_WRITTEN INSTRUCTION_. Check every line below for the word "PASSWORD" and show those that hold it.

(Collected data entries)
○ ○ ○

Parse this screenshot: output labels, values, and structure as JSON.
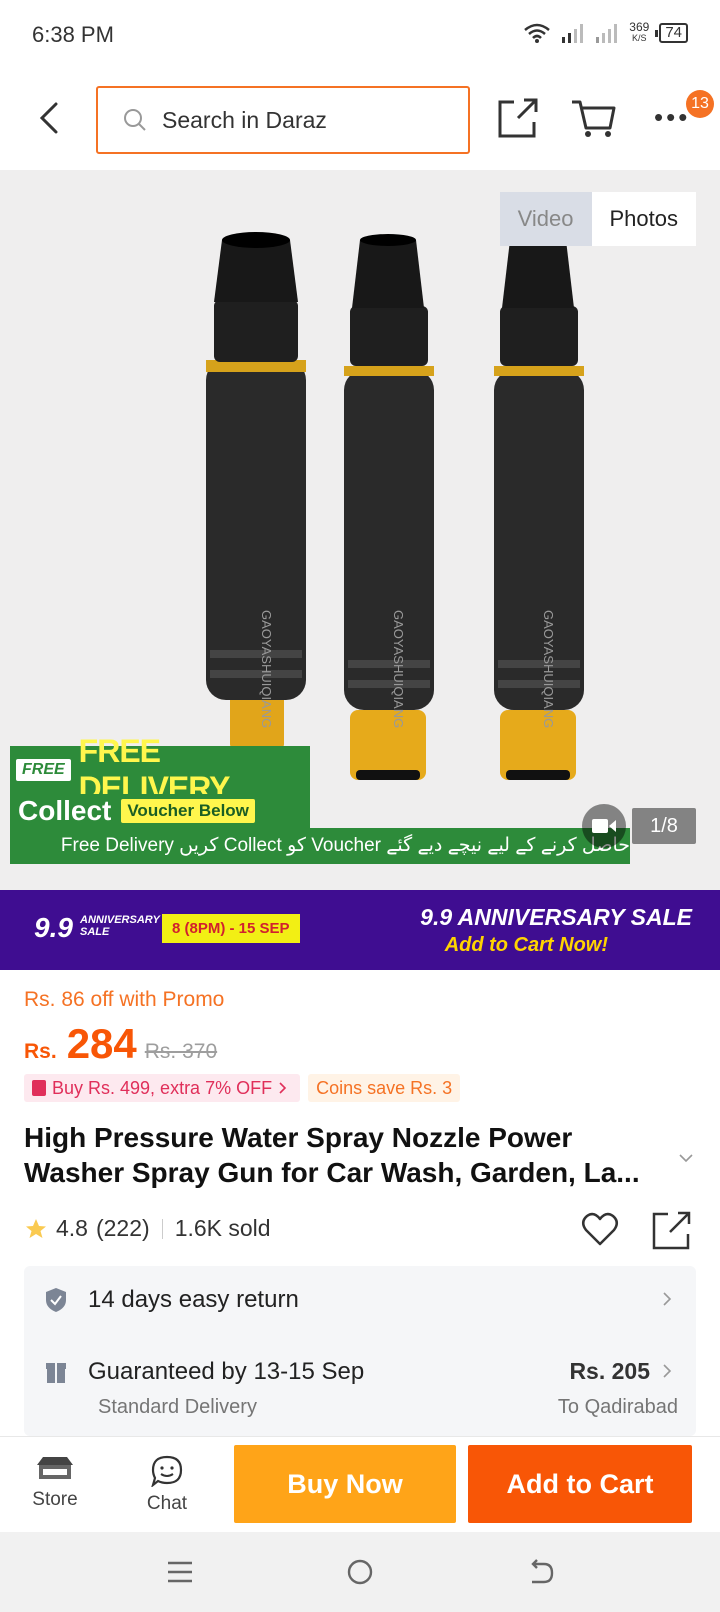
{
  "status_bar": {
    "time": "6:38 PM",
    "speed_value": "369",
    "speed_unit": "K/S",
    "battery": "74"
  },
  "search": {
    "placeholder": "Search in Daraz"
  },
  "header": {
    "notification_count": "13"
  },
  "gallery": {
    "tab_video": "Video",
    "tab_photos": "Photos",
    "counter": "1/8",
    "product_brand_print": "GAOYASHUIQIANG",
    "banner": {
      "tag": "FREE",
      "headline": "FREE DELIVERY",
      "collect": "Collect",
      "voucher": "Voucher Below",
      "urdu_line": "حاصل کرنے کے لیے نیچے دیے گئے Voucher کو Collect کریں Free Delivery"
    }
  },
  "sale_banner": {
    "logo_number": "9.9",
    "logo_text_line1": "ANNIVERSARY",
    "logo_text_line2": "SALE",
    "date": "8 (8PM) - 15 SEP",
    "headline": "9.9 ANNIVERSARY SALE",
    "cta": "Add to Cart Now!",
    "colors": {
      "background": "#3f0d91",
      "accent": "#ffd400"
    }
  },
  "pricing": {
    "promo": "Rs. 86 off with Promo",
    "currency": "Rs.",
    "price": "284",
    "original_price": "Rs. 370",
    "tag_bundle": "Buy Rs. 499, extra 7% OFF",
    "tag_coins": "Coins save Rs. 3",
    "accent_color": "#f85606"
  },
  "product": {
    "title": "High Pressure Water Spray Nozzle Power Washer Spray Gun for Car Wash, Garden, La...",
    "rating": "4.8",
    "reviews": "(222)",
    "sold": "1.6K sold"
  },
  "services": {
    "return_policy": "14 days easy return",
    "delivery_guarantee": "Guaranteed by 13-15 Sep",
    "delivery_type": "Standard Delivery",
    "delivery_price": "Rs. 205",
    "delivery_to": "To Qadirabad"
  },
  "action_bar": {
    "store_label": "Store",
    "chat_label": "Chat",
    "buy_now": "Buy Now",
    "add_to_cart": "Add to Cart",
    "colors": {
      "buy_now": "#ffa418",
      "add_to_cart": "#f85606"
    }
  }
}
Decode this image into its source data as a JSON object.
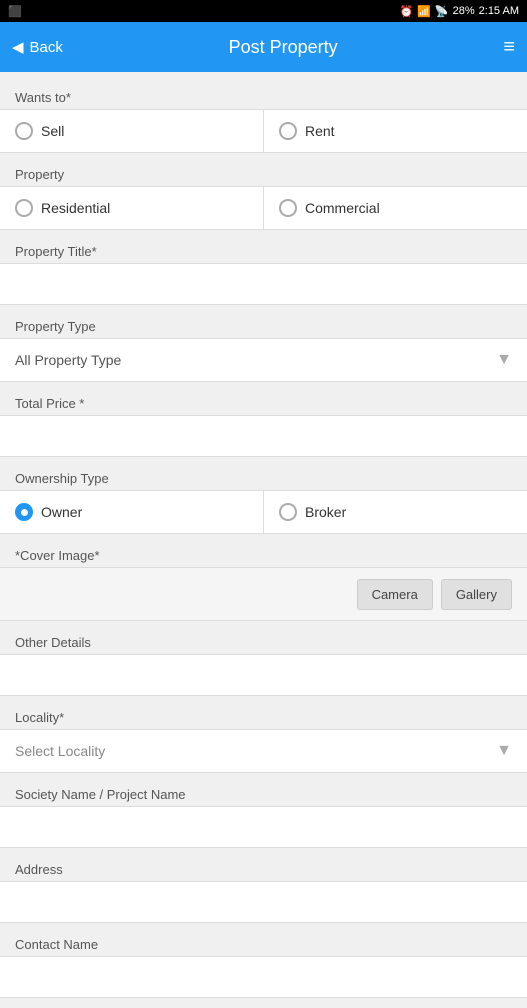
{
  "statusBar": {
    "time": "2:15 AM",
    "battery": "28%"
  },
  "header": {
    "back_label": "Back",
    "title": "Post Property",
    "menu_icon": "≡"
  },
  "form": {
    "wants_to": {
      "label": "Wants to*",
      "options": [
        "Sell",
        "Rent"
      ],
      "selected": "Sell"
    },
    "property": {
      "label": "Property",
      "options": [
        "Residential",
        "Commercial"
      ],
      "selected": "Residential"
    },
    "property_title": {
      "label": "Property Title*",
      "placeholder": ""
    },
    "property_type": {
      "label": "Property Type",
      "placeholder": "All Property Type"
    },
    "total_price": {
      "label": "Total Price *",
      "placeholder": ""
    },
    "ownership_type": {
      "label": "Ownership Type",
      "options": [
        "Owner",
        "Broker"
      ],
      "selected": "Owner"
    },
    "cover_image": {
      "label": "*Cover Image*",
      "camera_label": "Camera",
      "gallery_label": "Gallery"
    },
    "other_details": {
      "label": "Other Details",
      "placeholder": ""
    },
    "locality": {
      "label": "Locality*",
      "placeholder": "Select Locality"
    },
    "society_name": {
      "label": "Society Name / Project Name",
      "placeholder": ""
    },
    "address": {
      "label": "Address",
      "placeholder": ""
    },
    "contact_name": {
      "label": "Contact Name",
      "placeholder": ""
    }
  }
}
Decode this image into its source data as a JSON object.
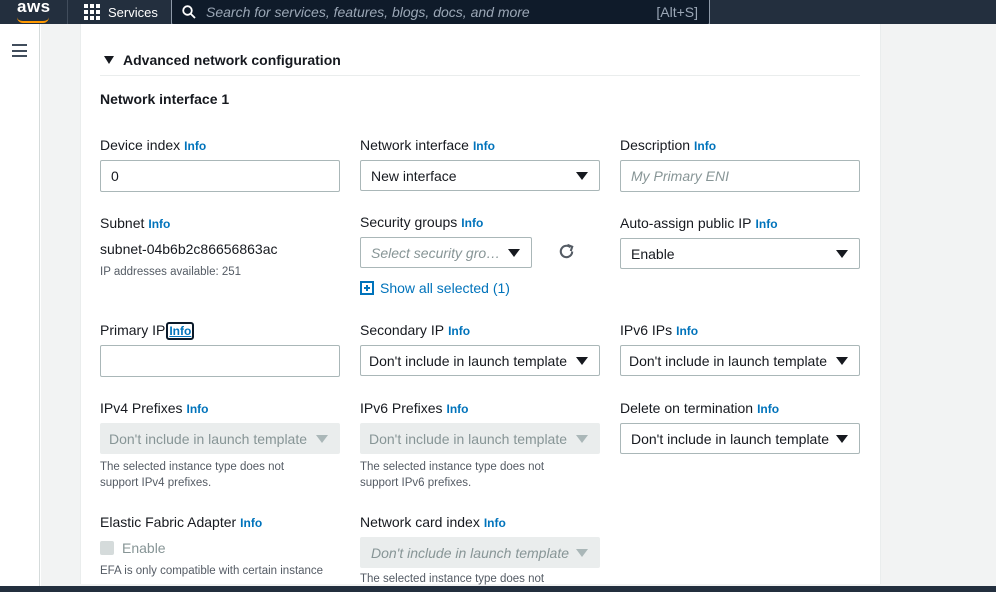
{
  "topnav": {
    "logo_text": "aws",
    "services_label": "Services",
    "search_placeholder": "Search for services, features, blogs, docs, and more",
    "search_shortcut": "[Alt+S]"
  },
  "section": {
    "title": "Advanced network configuration",
    "network_interface_title": "Network interface 1"
  },
  "info_label": "Info",
  "fields": {
    "device_index": {
      "label": "Device index",
      "value": "0"
    },
    "network_interface": {
      "label": "Network interface",
      "value": "New interface"
    },
    "description": {
      "label": "Description",
      "placeholder": "My Primary ENI"
    },
    "subnet": {
      "label": "Subnet",
      "value": "subnet-04b6b2c86656863ac",
      "hint": "IP addresses available: 251"
    },
    "security_groups": {
      "label": "Security groups",
      "placeholder": "Select security groups",
      "show_all": "Show all selected (1)"
    },
    "auto_assign_public_ip": {
      "label": "Auto-assign public IP",
      "value": "Enable"
    },
    "primary_ip": {
      "label": "Primary IP",
      "value": ""
    },
    "secondary_ip": {
      "label": "Secondary IP",
      "value": "Don't include in launch template"
    },
    "ipv6_ips": {
      "label": "IPv6 IPs",
      "value": "Don't include in launch template"
    },
    "ipv4_prefixes": {
      "label": "IPv4 Prefixes",
      "value": "Don't include in launch template",
      "hint_line1": "The selected instance type does not",
      "hint_line2": "support IPv4 prefixes."
    },
    "ipv6_prefixes": {
      "label": "IPv6 Prefixes",
      "value": "Don't include in launch template",
      "hint_line1": "The selected instance type does not",
      "hint_line2": "support IPv6 prefixes."
    },
    "delete_on_termination": {
      "label": "Delete on termination",
      "value": "Don't include in launch template"
    },
    "efa": {
      "label": "Elastic Fabric Adapter",
      "checkbox_label": "Enable",
      "hint": "EFA is only compatible with certain instance"
    },
    "network_card_index": {
      "label": "Network card index",
      "value": "Don't include in launch template",
      "hint": "The selected instance type does not"
    }
  },
  "colors": {
    "nav_bg": "#232f3e",
    "link": "#0073bb",
    "accent": "#ff9900"
  }
}
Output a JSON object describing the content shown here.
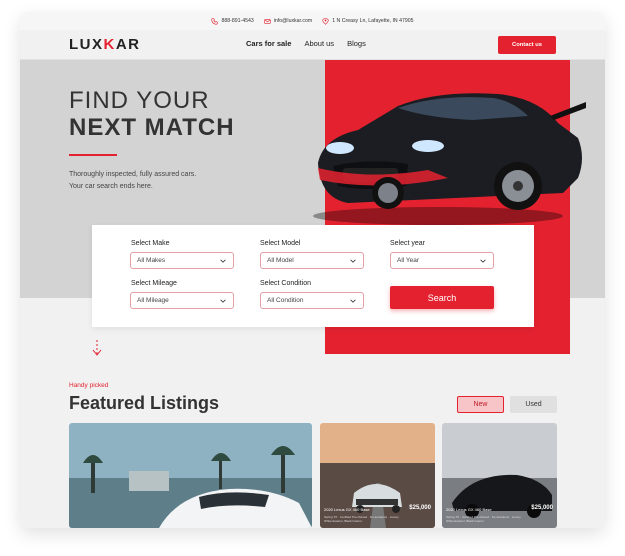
{
  "topbar": {
    "phone": "888-891-4543",
    "email": "info@luxkar.com",
    "address": "1 N Creasy Ln, Lafayette, IN 47905"
  },
  "brand": {
    "logo_pre": "LUX",
    "logo_k": "K",
    "logo_post": "AR",
    "accent": "#e4222f"
  },
  "nav": {
    "items": [
      {
        "label": "Cars for sale"
      },
      {
        "label": "About us"
      },
      {
        "label": "Blogs"
      }
    ],
    "contact_label": "Contact us"
  },
  "hero": {
    "title_line1": "FIND YOUR",
    "title_line2": "NEXT MATCH",
    "subtitle_line1": "Thoroughly inspected, fully assured cars.",
    "subtitle_line2": "Your car search ends here."
  },
  "search": {
    "make_label": "Select Make",
    "make_value": "All Makes",
    "model_label": "Select Model",
    "model_value": "All Model",
    "year_label": "Select year",
    "year_value": "All Year",
    "mileage_label": "Select Mileage",
    "mileage_value": "All Mileage",
    "condition_label": "Select Condition",
    "condition_value": "All Condition",
    "button_label": "Search"
  },
  "featured": {
    "eyebrow": "Handy picked",
    "title": "Featured Listings",
    "tab_new": "New",
    "tab_used": "Used",
    "cards": [
      {
        "title": "2020 Lexus GX 460 Base",
        "price": "$25,000",
        "meta": "Spring TX · Certified Pre-Owned · No accidents · Luxury White Exterior, Black Interior"
      },
      {
        "title": "2020 Lexus GX 460 Base",
        "price": "$25,000",
        "meta": "Spring TX · Certified Pre-Owned · No accidents · Luxury White Exterior, Black Interior"
      }
    ]
  }
}
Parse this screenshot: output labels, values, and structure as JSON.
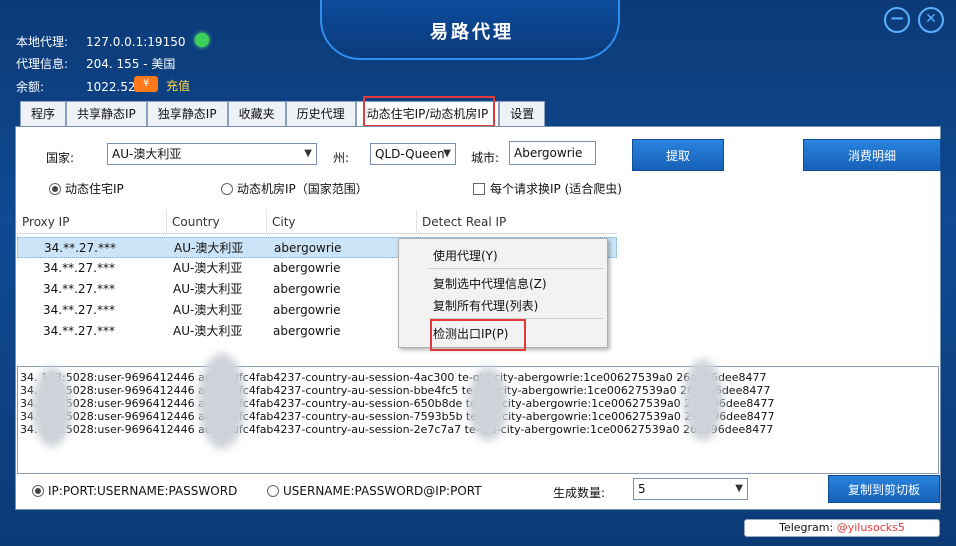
{
  "title": "易路代理",
  "window_buttons": {
    "minimize": "−",
    "close": "✕"
  },
  "info": {
    "local_label": "本地代理:",
    "local_value": "127.0.0.1:19150",
    "proxy_label": "代理信息:",
    "proxy_value": "204.         155 - 美国",
    "balance_label": "余额:",
    "balance_value": "1022.52",
    "recharge_icon": "¥",
    "recharge_label": "充值"
  },
  "tabs": [
    "程序",
    "共享静态IP",
    "独享静态IP",
    "收藏夹",
    "历史代理",
    "动态住宅IP/动态机房IP",
    "设置"
  ],
  "filters": {
    "country_label": "国家:",
    "country_value": "AU-澳大利亚",
    "state_label": "州:",
    "state_value": "QLD-Queen",
    "city_label": "城市:",
    "city_value": "Abergowrie",
    "extract_button": "提取",
    "consume_button": "消费明细",
    "radio_residential": "动态住宅IP",
    "radio_datacenter": "动态机房IP（国家范围）",
    "checkbox_rotate": "每个请求换IP (适合爬虫)"
  },
  "grid": {
    "headers": [
      "Proxy IP",
      "Country",
      "City",
      "Detect Real IP"
    ],
    "rows": [
      [
        "34.**.27.***",
        "AU-澳大利亚",
        "abergowrie"
      ],
      [
        "34.**.27.***",
        "AU-澳大利亚",
        "abergowrie"
      ],
      [
        "34.**.27.***",
        "AU-澳大利亚",
        "abergowrie"
      ],
      [
        "34.**.27.***",
        "AU-澳大利亚",
        "abergowrie"
      ],
      [
        "34.**.27.***",
        "AU-澳大利亚",
        "abergowrie"
      ]
    ]
  },
  "context_menu": {
    "use_proxy": "使用代理(Y)",
    "copy_selected": "复制选中代理信息(Z)",
    "copy_all": "复制所有代理(列表)",
    "check_ip": "检测出口IP(P)"
  },
  "output_lines": [
    "34.       123:5028:user-9696412446        ac622dfc4fab4237-country-au-session-4ac300        te-qld-city-abergowrie:1ce00627539a0        26ad96dee8477",
    "34.       123:5028:user-9696412446        ac622dfc4fab4237-country-au-session-bbe4fc5        te-qld-city-abergowrie:1ce00627539a0        26ad96dee8477",
    "34.       123:5028:user-9696412446        ac622dfc4fab4237-country-au-session-650b8de        te-qld-city-abergowrie:1ce00627539a0        26ad96dee8477",
    "34.       123:5028:user-9696412446        ac622dfc4fab4237-country-au-session-7593b5b        te-qld-city-abergowrie:1ce00627539a0        26ad96dee8477",
    "34.       123:5028:user-9696412446        ac622dfc4fab4237-country-au-session-2e7c7a7        te-qld-city-abergowrie:1ce00627539a0        26ad96dee8477"
  ],
  "format": {
    "option1": "IP:PORT:USERNAME:PASSWORD",
    "option2": "USERNAME:PASSWORD@IP:PORT",
    "count_label": "生成数量:",
    "count_value": "5",
    "copy_button": "复制到剪切板"
  },
  "telegram": {
    "label": "Telegram: ",
    "handle": "@yilusocks5"
  },
  "colors": {
    "accent": "#1761b8",
    "highlight": "#e03a3a",
    "recharge": "#ffd84a"
  }
}
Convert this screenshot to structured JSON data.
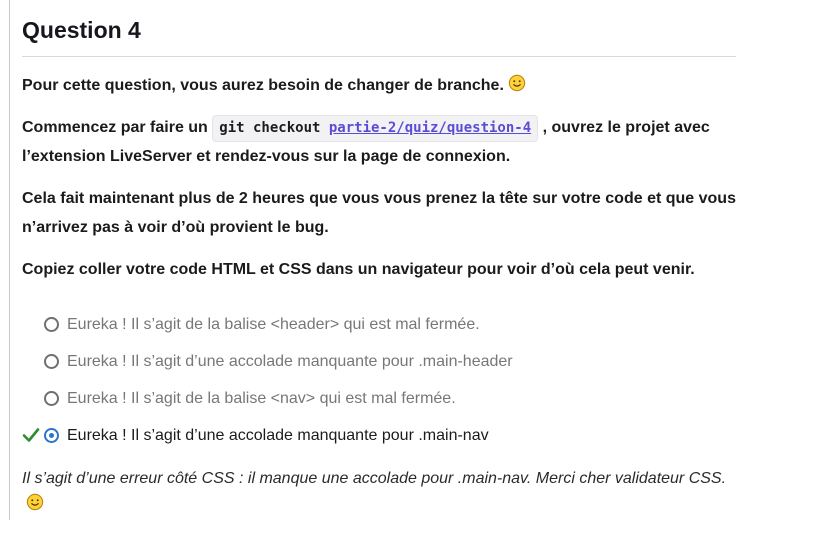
{
  "question": {
    "title": "Question 4",
    "intro": "Pour cette question, vous aurez besoin de changer de branche.",
    "p2_before": "Commencez par faire un ",
    "code_cmd": "git checkout ",
    "code_link": "partie-2/quiz/question-4",
    "p2_after": " , ouvrez le projet avec l’extension LiveServer et rendez-vous sur la page de connexion.",
    "p3": "Cela fait maintenant plus de 2 heures que vous vous prenez la tête sur votre code et que vous n’arrivez pas à voir d’où provient le bug.",
    "p4": "Copiez coller votre code HTML et CSS dans un navigateur pour voir d’où cela peut venir."
  },
  "options": [
    {
      "label": "Eureka ! Il s’agit de la balise <header> qui est mal fermée.",
      "selected": false
    },
    {
      "label": "Eureka ! Il s’agit d’une accolade manquante pour .main-header",
      "selected": false
    },
    {
      "label": "Eureka ! Il s’agit de la balise <nav> qui est mal fermée.",
      "selected": false
    },
    {
      "label": "Eureka ! Il s’agit d’une accolade manquante pour .main-nav",
      "selected": true,
      "correct": true
    }
  ],
  "explanation": "Il s’agit d’une erreur côté CSS : il manque une accolade pour .main-nav. Merci cher validateur CSS.",
  "colors": {
    "accent": "#2b72d1",
    "correct": "#2e8b2e",
    "link": "#5b4cd6"
  },
  "icons": {
    "smiley": "smiley-icon",
    "check": "checkmark-icon"
  }
}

○ ○ ○

_SOLUTION FOR THIS PROBLEM_.
    "option1": "IP:PORT:USERNAME:PASSWORD",
    "option2": "USERNAME:PASSWORD@IP:PORT",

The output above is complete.